_The task_
Below are some records. Copy every line in them that holds "bandwidth".

[Stored records]
□ □ □
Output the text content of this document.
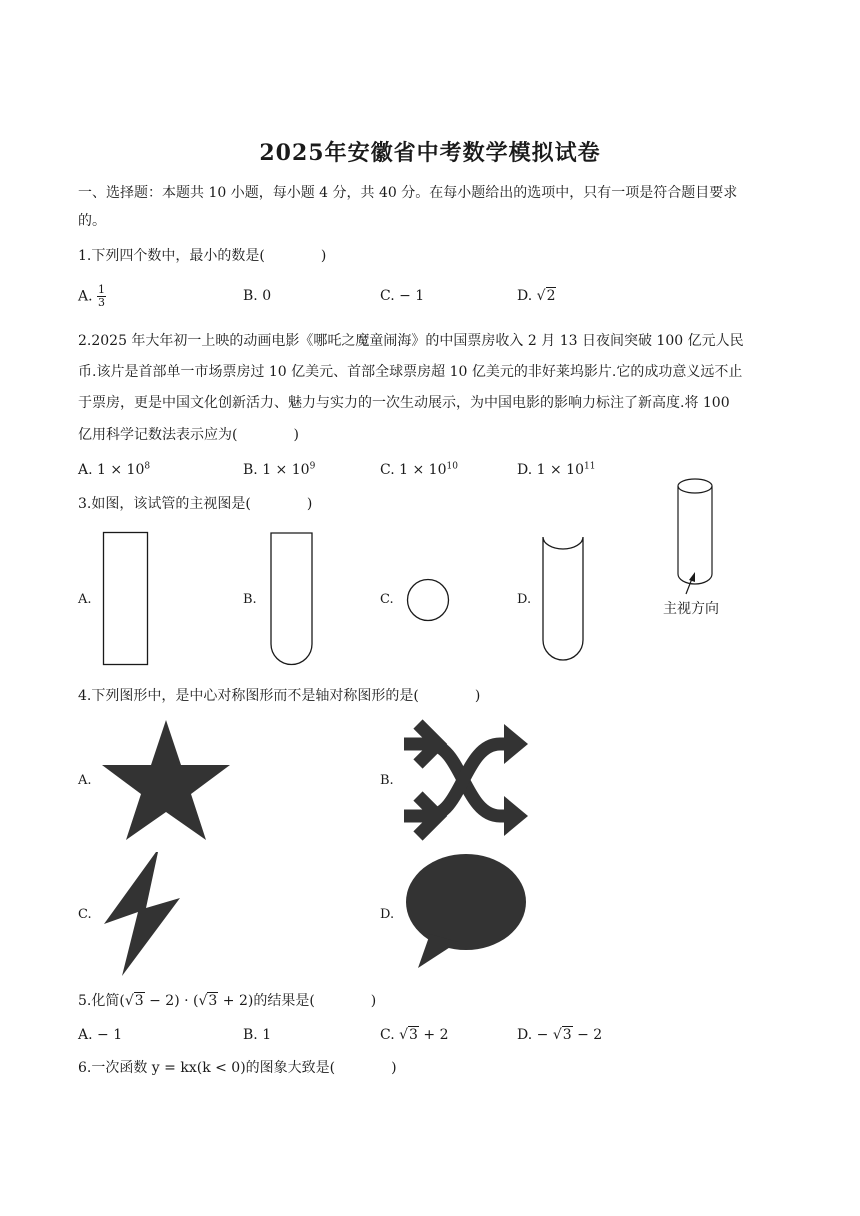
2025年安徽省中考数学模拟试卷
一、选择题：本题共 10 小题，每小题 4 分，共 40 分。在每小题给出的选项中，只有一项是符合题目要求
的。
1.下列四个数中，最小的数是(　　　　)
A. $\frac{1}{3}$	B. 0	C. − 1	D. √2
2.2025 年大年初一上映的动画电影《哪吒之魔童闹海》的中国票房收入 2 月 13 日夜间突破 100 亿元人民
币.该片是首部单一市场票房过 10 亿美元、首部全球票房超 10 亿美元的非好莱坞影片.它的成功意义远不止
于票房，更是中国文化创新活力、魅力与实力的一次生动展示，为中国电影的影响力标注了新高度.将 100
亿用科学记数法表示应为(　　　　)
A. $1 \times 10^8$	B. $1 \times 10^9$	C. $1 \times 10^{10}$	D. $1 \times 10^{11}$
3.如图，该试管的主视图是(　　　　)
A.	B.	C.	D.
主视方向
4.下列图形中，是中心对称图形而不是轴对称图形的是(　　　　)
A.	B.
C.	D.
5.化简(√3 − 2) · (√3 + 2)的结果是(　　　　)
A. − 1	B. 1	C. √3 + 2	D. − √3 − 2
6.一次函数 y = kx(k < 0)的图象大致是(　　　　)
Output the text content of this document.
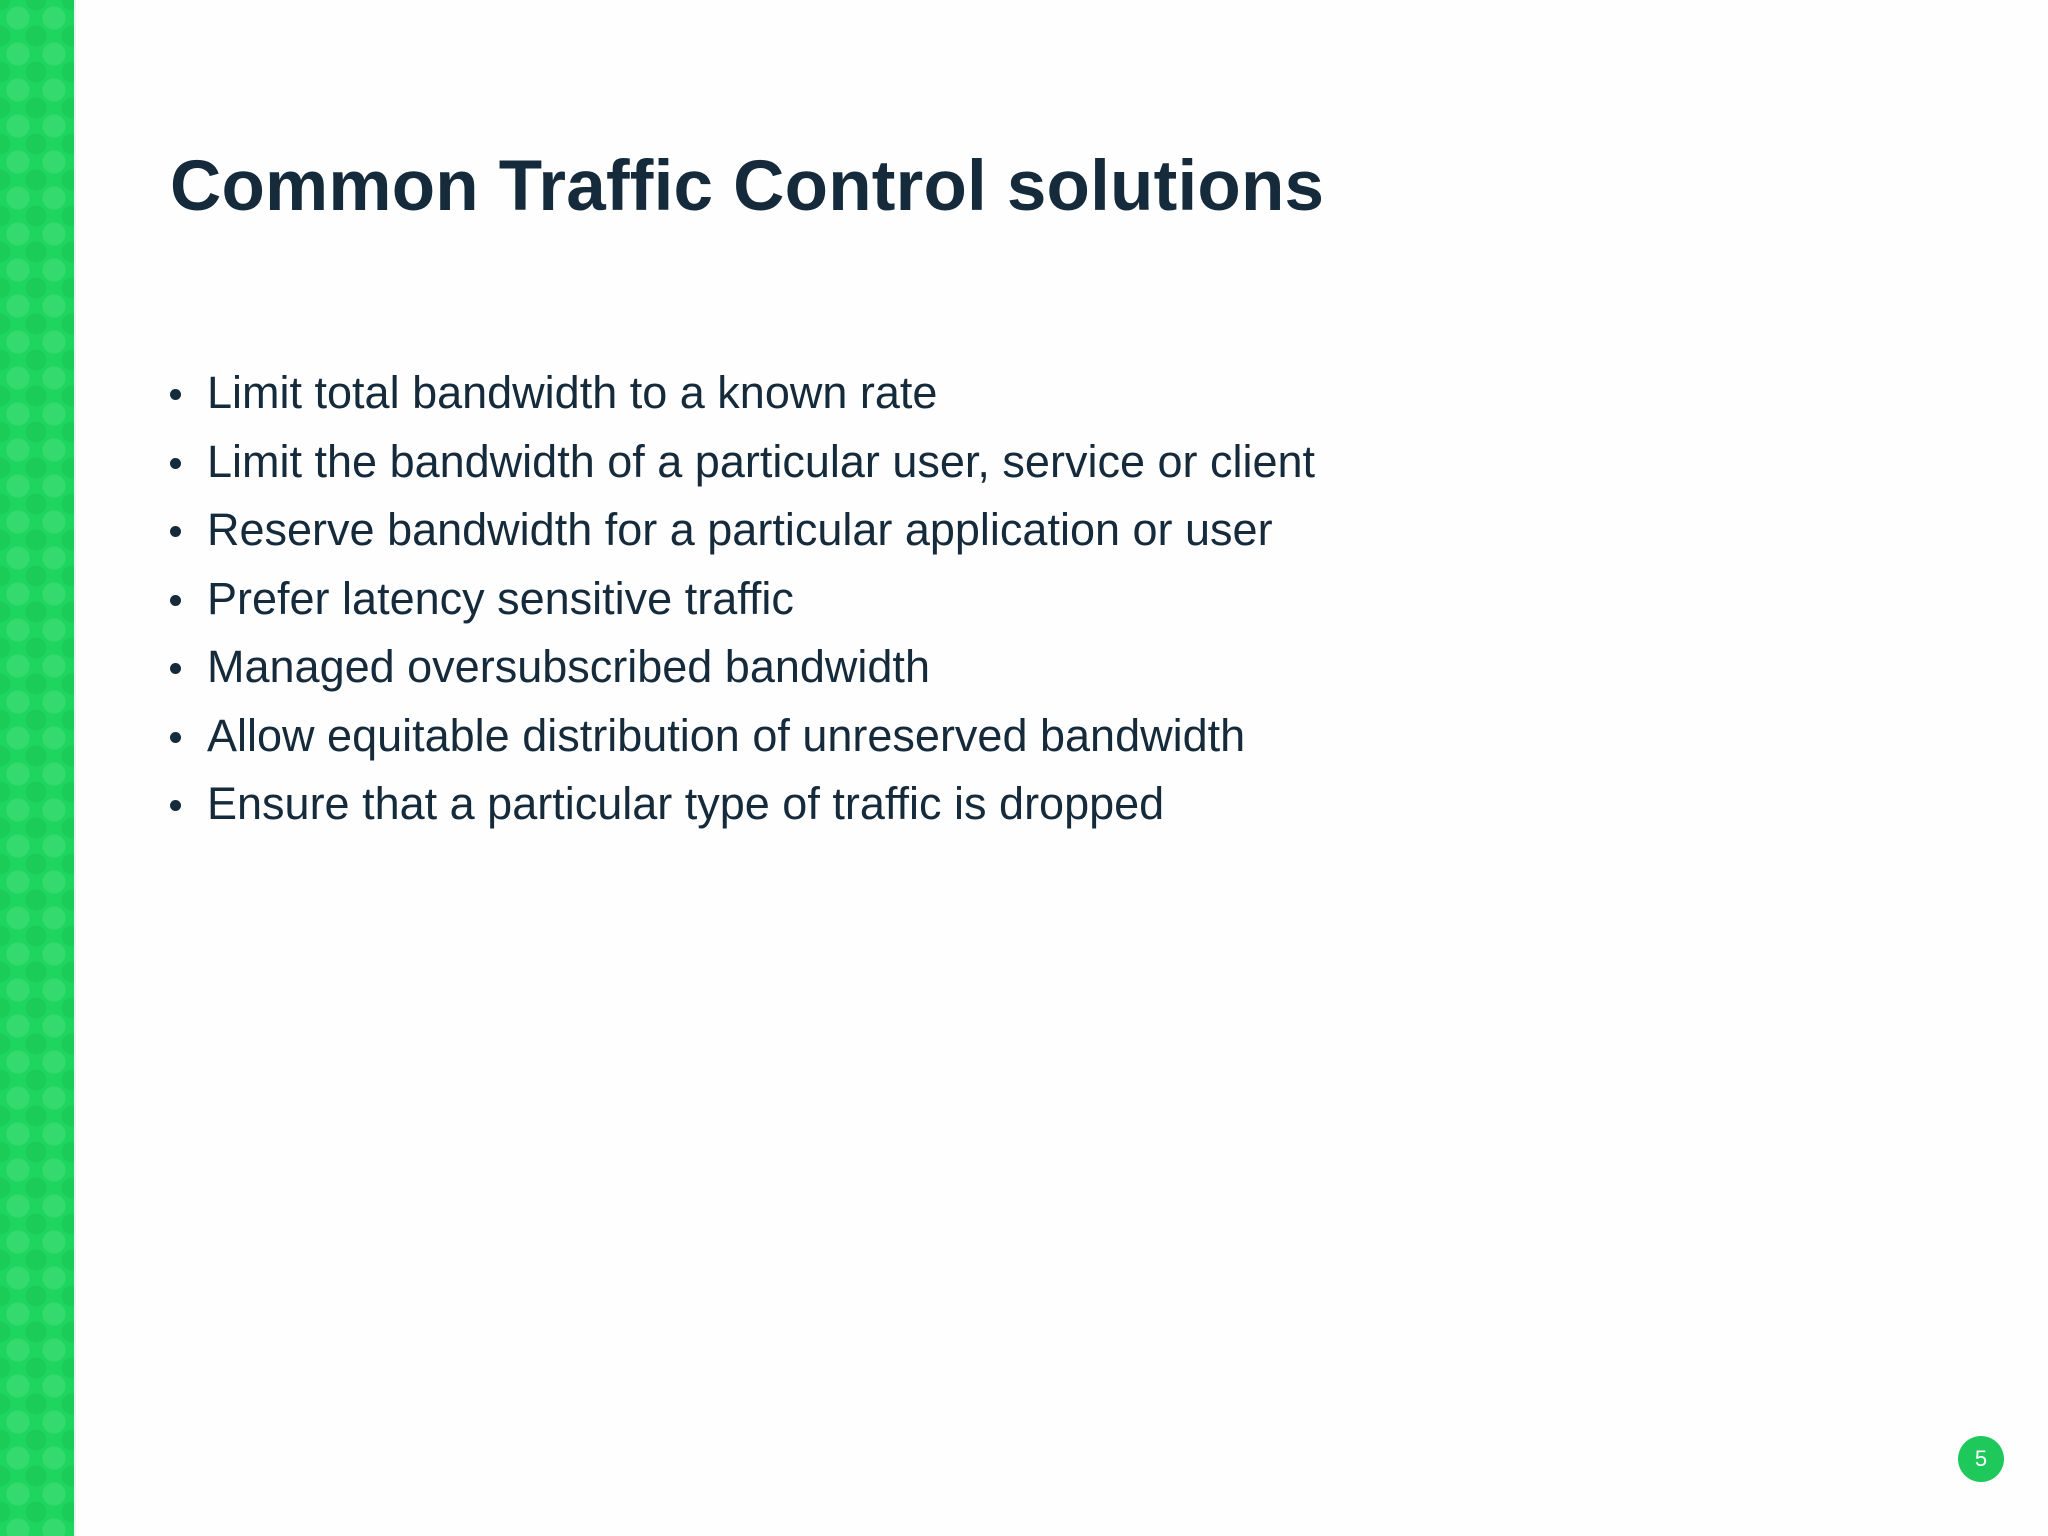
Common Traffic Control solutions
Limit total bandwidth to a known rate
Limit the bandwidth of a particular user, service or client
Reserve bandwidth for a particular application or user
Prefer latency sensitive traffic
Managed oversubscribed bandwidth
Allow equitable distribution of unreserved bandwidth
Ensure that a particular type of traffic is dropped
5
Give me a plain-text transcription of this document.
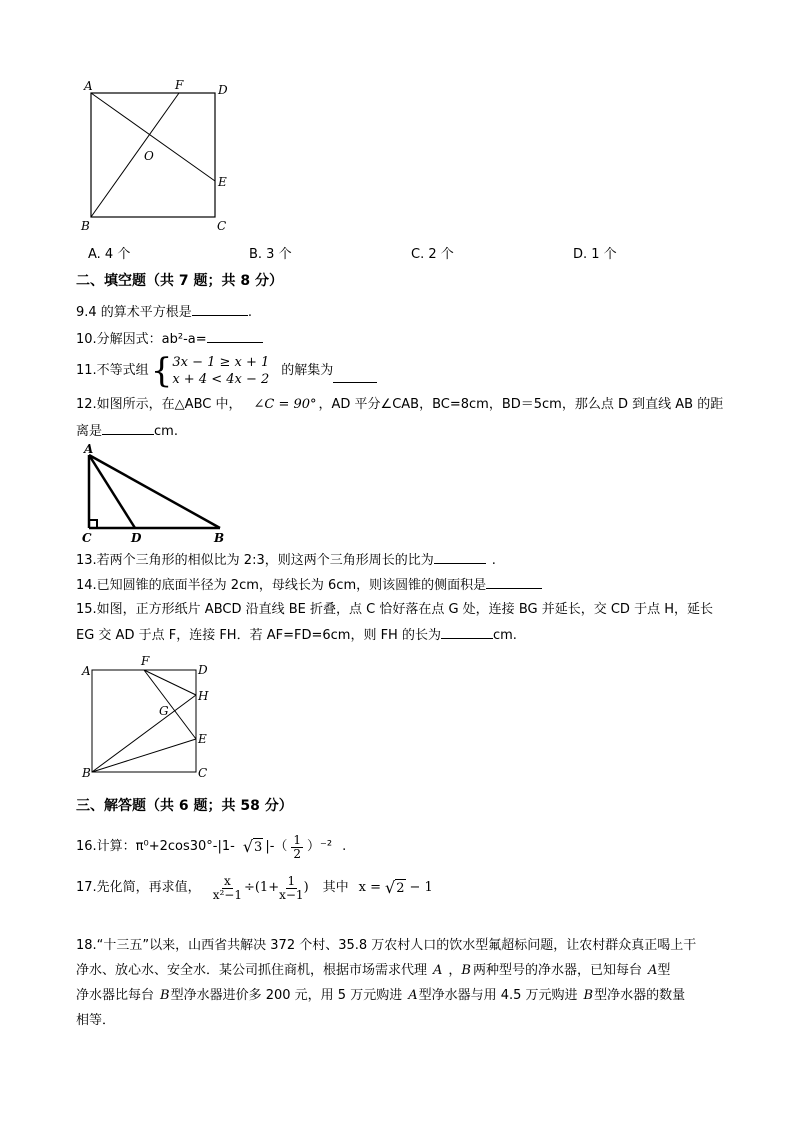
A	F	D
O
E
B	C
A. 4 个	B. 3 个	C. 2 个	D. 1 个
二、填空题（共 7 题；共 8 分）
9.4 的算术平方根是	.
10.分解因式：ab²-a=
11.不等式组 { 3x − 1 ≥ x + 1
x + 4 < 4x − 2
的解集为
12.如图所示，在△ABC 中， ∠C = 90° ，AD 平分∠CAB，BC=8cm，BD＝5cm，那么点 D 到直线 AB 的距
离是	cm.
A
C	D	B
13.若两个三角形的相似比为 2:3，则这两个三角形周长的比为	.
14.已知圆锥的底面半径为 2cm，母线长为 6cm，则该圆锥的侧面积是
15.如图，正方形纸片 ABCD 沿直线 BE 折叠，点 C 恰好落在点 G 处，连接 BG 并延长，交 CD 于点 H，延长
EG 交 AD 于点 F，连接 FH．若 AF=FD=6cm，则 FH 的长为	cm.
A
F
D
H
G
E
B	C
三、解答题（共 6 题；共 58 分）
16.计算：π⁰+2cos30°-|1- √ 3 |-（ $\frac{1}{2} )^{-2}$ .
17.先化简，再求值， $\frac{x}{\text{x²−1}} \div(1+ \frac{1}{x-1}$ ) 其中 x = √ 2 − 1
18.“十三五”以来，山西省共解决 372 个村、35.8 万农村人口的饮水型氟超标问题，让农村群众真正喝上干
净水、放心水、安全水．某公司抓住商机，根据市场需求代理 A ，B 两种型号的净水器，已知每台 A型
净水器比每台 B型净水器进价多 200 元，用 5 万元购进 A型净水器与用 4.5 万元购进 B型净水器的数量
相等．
□ □ □
_Full response_
Limit total bandwidth to a known rate
Limit the bandwidth of a particular user, service or client
Reserve bandwidth for a particular application or user
Managed oversubscribed bandwidth
Allow equitable distribution of unreserved bandwidth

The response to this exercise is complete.